TO BE DONE: All entries are to be given again verbatim.
════════════════
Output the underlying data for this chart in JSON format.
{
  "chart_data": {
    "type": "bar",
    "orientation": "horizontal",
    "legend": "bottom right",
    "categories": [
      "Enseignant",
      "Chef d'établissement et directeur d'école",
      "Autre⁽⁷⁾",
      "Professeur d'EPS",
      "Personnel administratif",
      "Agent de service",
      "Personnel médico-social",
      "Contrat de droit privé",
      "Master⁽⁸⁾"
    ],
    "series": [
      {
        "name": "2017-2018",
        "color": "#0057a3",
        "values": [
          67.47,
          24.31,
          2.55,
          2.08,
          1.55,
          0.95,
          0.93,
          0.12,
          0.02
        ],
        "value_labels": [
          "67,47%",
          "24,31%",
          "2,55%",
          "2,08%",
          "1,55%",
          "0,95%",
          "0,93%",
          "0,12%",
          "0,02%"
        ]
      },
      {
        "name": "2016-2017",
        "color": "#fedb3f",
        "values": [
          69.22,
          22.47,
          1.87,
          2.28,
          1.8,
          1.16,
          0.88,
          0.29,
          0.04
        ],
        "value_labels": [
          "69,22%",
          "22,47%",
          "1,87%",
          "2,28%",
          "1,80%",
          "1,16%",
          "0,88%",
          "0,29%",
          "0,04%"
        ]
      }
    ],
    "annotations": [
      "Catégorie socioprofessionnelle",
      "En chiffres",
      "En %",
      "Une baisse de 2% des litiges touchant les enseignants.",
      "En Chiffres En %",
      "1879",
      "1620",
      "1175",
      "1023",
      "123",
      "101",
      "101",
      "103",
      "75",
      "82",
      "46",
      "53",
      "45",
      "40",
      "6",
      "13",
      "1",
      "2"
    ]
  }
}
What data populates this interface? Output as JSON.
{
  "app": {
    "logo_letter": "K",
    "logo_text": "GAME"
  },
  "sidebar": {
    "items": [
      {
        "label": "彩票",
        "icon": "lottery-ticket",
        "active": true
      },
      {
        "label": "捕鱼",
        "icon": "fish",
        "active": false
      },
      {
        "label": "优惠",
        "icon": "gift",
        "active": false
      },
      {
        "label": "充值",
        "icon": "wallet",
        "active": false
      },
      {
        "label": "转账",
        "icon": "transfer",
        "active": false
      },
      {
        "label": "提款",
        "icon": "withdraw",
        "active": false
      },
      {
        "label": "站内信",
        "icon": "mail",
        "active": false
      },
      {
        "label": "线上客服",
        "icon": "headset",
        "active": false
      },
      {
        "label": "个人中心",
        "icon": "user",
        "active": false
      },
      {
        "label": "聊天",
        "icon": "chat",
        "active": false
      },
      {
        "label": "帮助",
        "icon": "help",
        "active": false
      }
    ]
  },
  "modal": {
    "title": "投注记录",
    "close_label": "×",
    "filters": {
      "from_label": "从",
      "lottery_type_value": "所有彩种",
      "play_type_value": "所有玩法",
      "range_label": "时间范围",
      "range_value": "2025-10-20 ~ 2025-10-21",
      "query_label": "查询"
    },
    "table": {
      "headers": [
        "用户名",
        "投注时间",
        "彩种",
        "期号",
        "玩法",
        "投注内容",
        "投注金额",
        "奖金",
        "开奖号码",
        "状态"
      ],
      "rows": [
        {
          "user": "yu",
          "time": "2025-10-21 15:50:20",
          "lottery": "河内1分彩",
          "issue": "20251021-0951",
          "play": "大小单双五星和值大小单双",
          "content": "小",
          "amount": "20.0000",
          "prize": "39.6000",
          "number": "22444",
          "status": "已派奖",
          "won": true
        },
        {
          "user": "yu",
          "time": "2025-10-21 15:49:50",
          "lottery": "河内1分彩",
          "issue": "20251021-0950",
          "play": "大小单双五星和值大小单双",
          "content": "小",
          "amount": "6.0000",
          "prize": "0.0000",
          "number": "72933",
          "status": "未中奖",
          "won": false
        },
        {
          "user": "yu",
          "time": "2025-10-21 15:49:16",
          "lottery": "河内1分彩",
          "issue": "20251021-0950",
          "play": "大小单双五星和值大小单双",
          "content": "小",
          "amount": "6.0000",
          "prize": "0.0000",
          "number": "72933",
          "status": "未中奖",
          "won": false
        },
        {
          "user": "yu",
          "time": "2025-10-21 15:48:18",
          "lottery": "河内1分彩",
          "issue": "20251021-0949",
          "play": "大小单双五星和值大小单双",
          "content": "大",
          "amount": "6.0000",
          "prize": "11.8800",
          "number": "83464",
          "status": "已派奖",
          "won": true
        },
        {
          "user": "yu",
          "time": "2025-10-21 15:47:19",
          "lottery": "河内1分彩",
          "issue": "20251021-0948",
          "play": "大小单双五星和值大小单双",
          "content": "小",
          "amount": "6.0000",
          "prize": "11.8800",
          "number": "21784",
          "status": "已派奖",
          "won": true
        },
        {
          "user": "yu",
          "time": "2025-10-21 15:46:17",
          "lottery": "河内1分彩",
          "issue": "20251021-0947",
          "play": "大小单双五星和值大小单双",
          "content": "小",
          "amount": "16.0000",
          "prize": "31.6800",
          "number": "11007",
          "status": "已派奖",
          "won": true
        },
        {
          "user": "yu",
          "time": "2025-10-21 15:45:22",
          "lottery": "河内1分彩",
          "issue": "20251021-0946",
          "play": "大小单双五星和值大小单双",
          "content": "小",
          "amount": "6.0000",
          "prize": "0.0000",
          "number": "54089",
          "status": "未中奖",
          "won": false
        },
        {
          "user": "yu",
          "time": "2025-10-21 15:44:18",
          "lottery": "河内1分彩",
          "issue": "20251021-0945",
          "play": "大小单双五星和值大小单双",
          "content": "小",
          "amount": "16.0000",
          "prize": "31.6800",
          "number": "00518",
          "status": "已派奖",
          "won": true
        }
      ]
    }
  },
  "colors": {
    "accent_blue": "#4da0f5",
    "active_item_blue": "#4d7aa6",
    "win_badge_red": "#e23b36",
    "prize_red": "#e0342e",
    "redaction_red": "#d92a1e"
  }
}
════════════════
THE OUTPUT:
Output the underlying data for this chart in JSON format.
{
  "chart_data": {
    "type": "bar",
    "orientation": "horizontal",
    "legend": "bottom right",
    "categories": [
      "Enseignant",
      "Chef d'établissement et directeur d'école",
      "Autre⁽⁷⁾",
      "Professeur d'EPS",
      "Personnel administratif",
      "Agent de service",
      "Personnel médico-social",
      "Contrat de droit privé",
      "Master⁽⁸⁾"
    ],
    "series": [
      {
        "name": "2017-2018",
        "color": "#0057a3",
        "values": [
          67.47,
          24.31,
          2.55,
          2.08,
          1.55,
          0.95,
          0.93,
          0.12,
          0.02
        ],
        "value_labels": [
          "67,47%",
          "24,31%",
          "2,55%",
          "2,08%",
          "1,55%",
          "0,95%",
          "0,93%",
          "0,12%",
          "0,02%"
        ]
      },
      {
        "name": "2016-2017",
        "color": "#fedb3f",
        "values": [
          69.22,
          22.47,
          1.87,
          2.28,
          1.8,
          1.16,
          0.88,
          0.29,
          0.04
        ],
        "value_labels": [
          "69,22%",
          "22,47%",
          "1,87%",
          "2,28%",
          "1,80%",
          "1,16%",
          "0,88%",
          "0,29%",
          "0,04%"
        ]
      }
    ],
    "annotations": [
      "Catégorie socioprofessionnelle",
      "En chiffres",
      "En %",
      "Une baisse de 2% des litiges touchant les enseignants.",
      "En Chiffres En %",
      "1879",
      "1620",
      "1175",
      "1023",
      "123",
      "101",
      "101",
      "103",
      "75",
      "82",
      "46",
      "53",
      "45",
      "40",
      "6",
      "13",
      "1",
      "2"
    ]
  }
}
What data populates this interface? Output as JSON.
{
  "app": {
    "logo_letter": "K",
    "logo_text": "GAME"
  },
  "sidebar": {
    "items": [
      {
        "label": "彩票",
        "icon": "lottery-ticket",
        "active": true
      },
      {
        "label": "捕鱼",
        "icon": "fish",
        "active": false
      },
      {
        "label": "优惠",
        "icon": "gift",
        "active": false
      },
      {
        "label": "充值",
        "icon": "wallet",
        "active": false
      },
      {
        "label": "转账",
        "icon": "transfer",
        "active": false
      },
      {
        "label": "提款",
        "icon": "withdraw",
        "active": false
      },
      {
        "label": "站内信",
        "icon": "mail",
        "active": false
      },
      {
        "label": "线上客服",
        "icon": "headset",
        "active": false
      },
      {
        "label": "个人中心",
        "icon": "user",
        "active": false
      },
      {
        "label": "聊天",
        "icon": "chat",
        "active": false
      },
      {
        "label": "帮助",
        "icon": "help",
        "active": false
      }
    ]
  },
  "modal": {
    "title": "投注记录",
    "close_label": "×",
    "filters": {
      "from_label": "从",
      "lottery_type_value": "所有彩种",
      "play_type_value": "所有玩法",
      "range_label": "时间范围",
      "range_value": "2025-10-20 ~ 2025-10-21",
      "query_label": "查询"
    },
    "table": {
      "headers": [
        "用户名",
        "投注时间",
        "彩种",
        "期号",
        "玩法",
        "投注内容",
        "投注金额",
        "奖金",
        "开奖号码",
        "状态"
      ],
      "rows": [
        {
          "user": "yu",
          "time": "2025-10-21 15:50:20",
          "lottery": "河内1分彩",
          "issue": "20251021-0951",
          "play": "大小单双五星和值大小单双",
          "content": "小",
          "amount": "20.0000",
          "prize": "39.6000",
          "number": "22444",
          "status": "已派奖",
          "won": true
        },
        {
          "user": "yu",
          "time": "2025-10-21 15:49:50",
          "lottery": "河内1分彩",
          "issue": "20251021-0950",
          "play": "大小单双五星和值大小单双",
          "content": "小",
          "amount": "6.0000",
          "prize": "0.0000",
          "number": "72933",
          "status": "未中奖",
          "won": false
        },
        {
          "user": "yu",
          "time": "2025-10-21 15:49:16",
          "lottery": "河内1分彩",
          "issue": "20251021-0950",
          "play": "大小单双五星和值大小单双",
          "content": "小",
          "amount": "6.0000",
          "prize": "0.0000",
          "number": "72933",
          "status": "未中奖",
          "won": false
        },
        {
          "user": "yu",
          "time": "2025-10-21 15:48:18",
          "lottery": "河内1分彩",
          "issue": "20251021-0949",
          "play": "大小单双五星和值大小单双",
          "content": "大",
          "amount": "6.0000",
          "prize": "11.8800",
          "number": "83464",
          "status": "已派奖",
          "won": true
        },
        {
          "user": "yu",
          "time": "2025-10-21 15:47:19",
          "lottery": "河内1分彩",
          "issue": "20251021-0948",
          "play": "大小单双五星和值大小单双",
          "content": "小",
          "amount": "6.0000",
          "prize": "11.8800",
          "number": "21784",
          "status": "已派奖",
          "won": true
        },
        {
          "user": "yu",
          "time": "2025-10-21 15:46:17",
          "lottery": "河内1分彩",
          "issue": "20251021-0947",
          "play": "大小单双五星和值大小单双",
          "content": "小",
          "amount": "16.0000",
          "prize": "31.6800",
          "number": "11007",
          "status": "已派奖",
          "won": true
        },
        {
          "user": "yu",
          "time": "2025-10-21 15:45:22",
          "lottery": "河内1分彩",
          "issue": "20251021-0946",
          "play": "大小单双五星和值大小单双",
          "content": "小",
          "amount": "6.0000",
          "prize": "0.0000",
          "number": "54089",
          "status": "未中奖",
          "won": false
        },
        {
          "user": "yu",
          "time": "2025-10-21 15:44:18",
          "lottery": "河内1分彩",
          "issue": "20251021-0945",
          "play": "大小单双五星和值大小单双",
          "content": "小",
          "amount": "16.0000",
          "prize": "31.6800",
          "number": "00518",
          "status": "已派奖",
          "won": true
        }
      ]
    }
  },
  "colors": {
    "accent_blue": "#4da0f5",
    "active_item_blue": "#4d7aa6",
    "win_badge_red": "#e23b36",
    "prize_red": "#e0342e",
    "redaction_red": "#d92a1e"
  }
}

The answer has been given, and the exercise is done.